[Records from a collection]
:::::

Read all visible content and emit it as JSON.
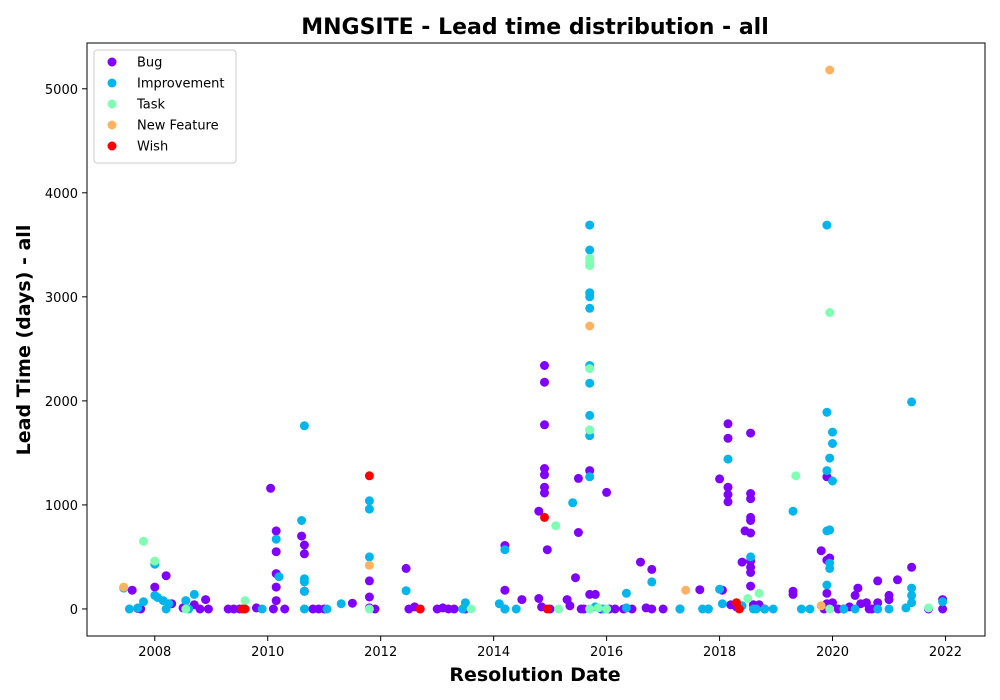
{
  "chart_data": {
    "type": "scatter",
    "title": "MNGSITE - Lead time distribution - all",
    "xlabel": "Resolution Date",
    "ylabel": "Lead Time (days) - all",
    "xlim": [
      2006.8,
      2022.7
    ],
    "ylim": [
      -260,
      5440
    ],
    "x_ticks": [
      2008,
      2010,
      2012,
      2014,
      2016,
      2018,
      2020,
      2022
    ],
    "x_tick_labels": [
      "2008",
      "2010",
      "2012",
      "2014",
      "2016",
      "2018",
      "2020",
      "2022"
    ],
    "y_ticks": [
      0,
      1000,
      2000,
      3000,
      4000,
      5000
    ],
    "y_tick_labels": [
      "0",
      "1000",
      "2000",
      "3000",
      "4000",
      "5000"
    ],
    "grid": false,
    "legend_position": "top-left",
    "series": [
      {
        "name": "Bug",
        "color": "#8000ff",
        "points": [
          [
            2007.6,
            180
          ],
          [
            2007.7,
            5
          ],
          [
            2007.75,
            0
          ],
          [
            2008.0,
            210
          ],
          [
            2008.2,
            320
          ],
          [
            2008.3,
            50
          ],
          [
            2008.5,
            10
          ],
          [
            2008.7,
            40
          ],
          [
            2008.8,
            0
          ],
          [
            2008.9,
            90
          ],
          [
            2008.95,
            0
          ],
          [
            2009.3,
            0
          ],
          [
            2009.4,
            0
          ],
          [
            2009.5,
            0
          ],
          [
            2009.8,
            10
          ],
          [
            2010.05,
            1160
          ],
          [
            2010.1,
            0
          ],
          [
            2010.15,
            750
          ],
          [
            2010.15,
            550
          ],
          [
            2010.15,
            340
          ],
          [
            2010.15,
            210
          ],
          [
            2010.15,
            80
          ],
          [
            2010.3,
            0
          ],
          [
            2010.6,
            700
          ],
          [
            2010.65,
            615
          ],
          [
            2010.65,
            530
          ],
          [
            2010.65,
            170
          ],
          [
            2010.8,
            0
          ],
          [
            2010.9,
            0
          ],
          [
            2011.0,
            0
          ],
          [
            2011.5,
            55
          ],
          [
            2011.8,
            270
          ],
          [
            2011.8,
            115
          ],
          [
            2011.8,
            10
          ],
          [
            2011.9,
            0
          ],
          [
            2012.45,
            390
          ],
          [
            2012.5,
            0
          ],
          [
            2012.6,
            20
          ],
          [
            2012.7,
            0
          ],
          [
            2013.0,
            0
          ],
          [
            2013.1,
            10
          ],
          [
            2013.2,
            0
          ],
          [
            2013.3,
            0
          ],
          [
            2013.5,
            0
          ],
          [
            2014.2,
            610
          ],
          [
            2014.2,
            180
          ],
          [
            2014.2,
            0
          ],
          [
            2014.5,
            90
          ],
          [
            2014.8,
            940
          ],
          [
            2014.8,
            100
          ],
          [
            2014.85,
            20
          ],
          [
            2014.9,
            2340
          ],
          [
            2014.9,
            2180
          ],
          [
            2014.9,
            1770
          ],
          [
            2014.9,
            1350
          ],
          [
            2014.9,
            1290
          ],
          [
            2014.9,
            1170
          ],
          [
            2014.9,
            1115
          ],
          [
            2014.95,
            570
          ],
          [
            2015.0,
            0
          ],
          [
            2015.3,
            90
          ],
          [
            2015.35,
            30
          ],
          [
            2015.45,
            300
          ],
          [
            2015.5,
            1255
          ],
          [
            2015.5,
            735
          ],
          [
            2015.55,
            0
          ],
          [
            2015.6,
            0
          ],
          [
            2015.7,
            1330
          ],
          [
            2015.7,
            140
          ],
          [
            2015.8,
            140
          ],
          [
            2015.9,
            0
          ],
          [
            2016.0,
            1120
          ],
          [
            2016.05,
            0
          ],
          [
            2016.15,
            0
          ],
          [
            2016.3,
            0
          ],
          [
            2016.45,
            0
          ],
          [
            2016.6,
            450
          ],
          [
            2016.7,
            10
          ],
          [
            2016.8,
            380
          ],
          [
            2016.8,
            0
          ],
          [
            2017.0,
            0
          ],
          [
            2017.3,
            0
          ],
          [
            2017.65,
            185
          ],
          [
            2017.8,
            0
          ],
          [
            2018.0,
            1250
          ],
          [
            2018.05,
            180
          ],
          [
            2018.15,
            1780
          ],
          [
            2018.15,
            1640
          ],
          [
            2018.15,
            1170
          ],
          [
            2018.15,
            1100
          ],
          [
            2018.15,
            1030
          ],
          [
            2018.2,
            40
          ],
          [
            2018.3,
            20
          ],
          [
            2018.4,
            450
          ],
          [
            2018.45,
            750
          ],
          [
            2018.55,
            1690
          ],
          [
            2018.55,
            1110
          ],
          [
            2018.55,
            1060
          ],
          [
            2018.55,
            880
          ],
          [
            2018.55,
            850
          ],
          [
            2018.55,
            730
          ],
          [
            2018.55,
            460
          ],
          [
            2018.55,
            400
          ],
          [
            2018.55,
            350
          ],
          [
            2018.55,
            220
          ],
          [
            2018.6,
            40
          ],
          [
            2018.7,
            40
          ],
          [
            2018.8,
            0
          ],
          [
            2019.3,
            170
          ],
          [
            2019.3,
            140
          ],
          [
            2019.8,
            560
          ],
          [
            2019.85,
            0
          ],
          [
            2019.9,
            1270
          ],
          [
            2019.9,
            470
          ],
          [
            2019.9,
            150
          ],
          [
            2019.9,
            50
          ],
          [
            2019.95,
            490
          ],
          [
            2020.0,
            60
          ],
          [
            2020.1,
            0
          ],
          [
            2020.2,
            0
          ],
          [
            2020.3,
            20
          ],
          [
            2020.4,
            130
          ],
          [
            2020.45,
            200
          ],
          [
            2020.5,
            50
          ],
          [
            2020.6,
            60
          ],
          [
            2020.65,
            0
          ],
          [
            2020.7,
            0
          ],
          [
            2020.8,
            270
          ],
          [
            2020.8,
            60
          ],
          [
            2021.0,
            130
          ],
          [
            2021.0,
            90
          ],
          [
            2021.15,
            280
          ],
          [
            2021.4,
            400
          ],
          [
            2021.7,
            0
          ],
          [
            2021.95,
            90
          ],
          [
            2021.95,
            0
          ]
        ]
      },
      {
        "name": "Improvement",
        "color": "#00b5eb",
        "points": [
          [
            2007.45,
            200
          ],
          [
            2007.55,
            0
          ],
          [
            2007.7,
            10
          ],
          [
            2007.8,
            70
          ],
          [
            2008.0,
            430
          ],
          [
            2008.0,
            130
          ],
          [
            2008.05,
            110
          ],
          [
            2008.15,
            80
          ],
          [
            2008.2,
            0
          ],
          [
            2008.25,
            50
          ],
          [
            2008.55,
            80
          ],
          [
            2008.6,
            0
          ],
          [
            2008.7,
            140
          ],
          [
            2009.9,
            0
          ],
          [
            2010.15,
            670
          ],
          [
            2010.2,
            310
          ],
          [
            2010.6,
            850
          ],
          [
            2010.65,
            1760
          ],
          [
            2010.65,
            290
          ],
          [
            2010.65,
            260
          ],
          [
            2010.65,
            170
          ],
          [
            2010.65,
            0
          ],
          [
            2011.05,
            0
          ],
          [
            2011.3,
            50
          ],
          [
            2011.8,
            1040
          ],
          [
            2011.8,
            960
          ],
          [
            2011.8,
            500
          ],
          [
            2012.45,
            175
          ],
          [
            2013.45,
            0
          ],
          [
            2013.5,
            60
          ],
          [
            2014.1,
            50
          ],
          [
            2014.2,
            570
          ],
          [
            2014.2,
            0
          ],
          [
            2014.4,
            0
          ],
          [
            2015.4,
            1020
          ],
          [
            2015.7,
            3690
          ],
          [
            2015.7,
            3450
          ],
          [
            2015.7,
            3040
          ],
          [
            2015.7,
            3000
          ],
          [
            2015.7,
            2890
          ],
          [
            2015.7,
            2340
          ],
          [
            2015.7,
            2170
          ],
          [
            2015.7,
            1860
          ],
          [
            2015.7,
            1720
          ],
          [
            2015.7,
            1665
          ],
          [
            2015.7,
            1270
          ],
          [
            2015.7,
            0
          ],
          [
            2015.8,
            20
          ],
          [
            2015.95,
            0
          ],
          [
            2016.35,
            150
          ],
          [
            2016.35,
            10
          ],
          [
            2016.8,
            260
          ],
          [
            2017.3,
            0
          ],
          [
            2017.7,
            0
          ],
          [
            2017.8,
            0
          ],
          [
            2018.0,
            190
          ],
          [
            2018.05,
            50
          ],
          [
            2018.15,
            1440
          ],
          [
            2018.4,
            30
          ],
          [
            2018.55,
            500
          ],
          [
            2018.6,
            0
          ],
          [
            2018.65,
            0
          ],
          [
            2018.8,
            0
          ],
          [
            2018.95,
            0
          ],
          [
            2019.3,
            940
          ],
          [
            2019.45,
            0
          ],
          [
            2019.6,
            0
          ],
          [
            2019.9,
            3690
          ],
          [
            2019.9,
            1890
          ],
          [
            2019.9,
            1330
          ],
          [
            2019.9,
            750
          ],
          [
            2019.9,
            230
          ],
          [
            2019.95,
            760
          ],
          [
            2019.95,
            440
          ],
          [
            2019.95,
            390
          ],
          [
            2019.95,
            1450
          ],
          [
            2020.0,
            1700
          ],
          [
            2020.0,
            1590
          ],
          [
            2020.0,
            1230
          ],
          [
            2020.2,
            0
          ],
          [
            2020.4,
            0
          ],
          [
            2020.8,
            0
          ],
          [
            2021.0,
            0
          ],
          [
            2021.3,
            10
          ],
          [
            2021.4,
            1990
          ],
          [
            2021.4,
            200
          ],
          [
            2021.4,
            130
          ],
          [
            2021.4,
            60
          ],
          [
            2021.95,
            70
          ]
        ]
      },
      {
        "name": "Task",
        "color": "#80ffb4",
        "points": [
          [
            2007.8,
            650
          ],
          [
            2008.0,
            460
          ],
          [
            2008.55,
            0
          ],
          [
            2009.6,
            80
          ],
          [
            2011.8,
            0
          ],
          [
            2013.6,
            0
          ],
          [
            2015.1,
            800
          ],
          [
            2015.15,
            0
          ],
          [
            2015.7,
            3370
          ],
          [
            2015.7,
            3330
          ],
          [
            2015.7,
            3300
          ],
          [
            2015.7,
            2310
          ],
          [
            2015.7,
            1720
          ],
          [
            2015.7,
            0
          ],
          [
            2015.85,
            10
          ],
          [
            2016.0,
            0
          ],
          [
            2018.5,
            100
          ],
          [
            2018.7,
            150
          ],
          [
            2019.35,
            1280
          ],
          [
            2019.95,
            2850
          ],
          [
            2019.95,
            0
          ],
          [
            2021.7,
            10
          ]
        ]
      },
      {
        "name": "New Feature",
        "color": "#ffb360",
        "points": [
          [
            2007.45,
            210
          ],
          [
            2011.8,
            420
          ],
          [
            2015.7,
            2720
          ],
          [
            2017.4,
            180
          ],
          [
            2019.8,
            30
          ],
          [
            2019.95,
            5180
          ]
        ]
      },
      {
        "name": "Wish",
        "color": "#ff0000",
        "points": [
          [
            2009.55,
            0
          ],
          [
            2009.6,
            0
          ],
          [
            2011.8,
            1280
          ],
          [
            2012.7,
            0
          ],
          [
            2014.9,
            880
          ],
          [
            2014.95,
            0
          ],
          [
            2018.3,
            60
          ],
          [
            2018.35,
            0
          ]
        ]
      }
    ]
  }
}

:::::

▸ **Stated exercise**
Show every line in the entries where the string "color" occurs.

▸ **Answer for this exercise**
        "color": "#8000ff",
        "color": "#00b5eb",
        "color": "#80ffb4",
        "color": "#ffb360",
        "color": "#ff0000",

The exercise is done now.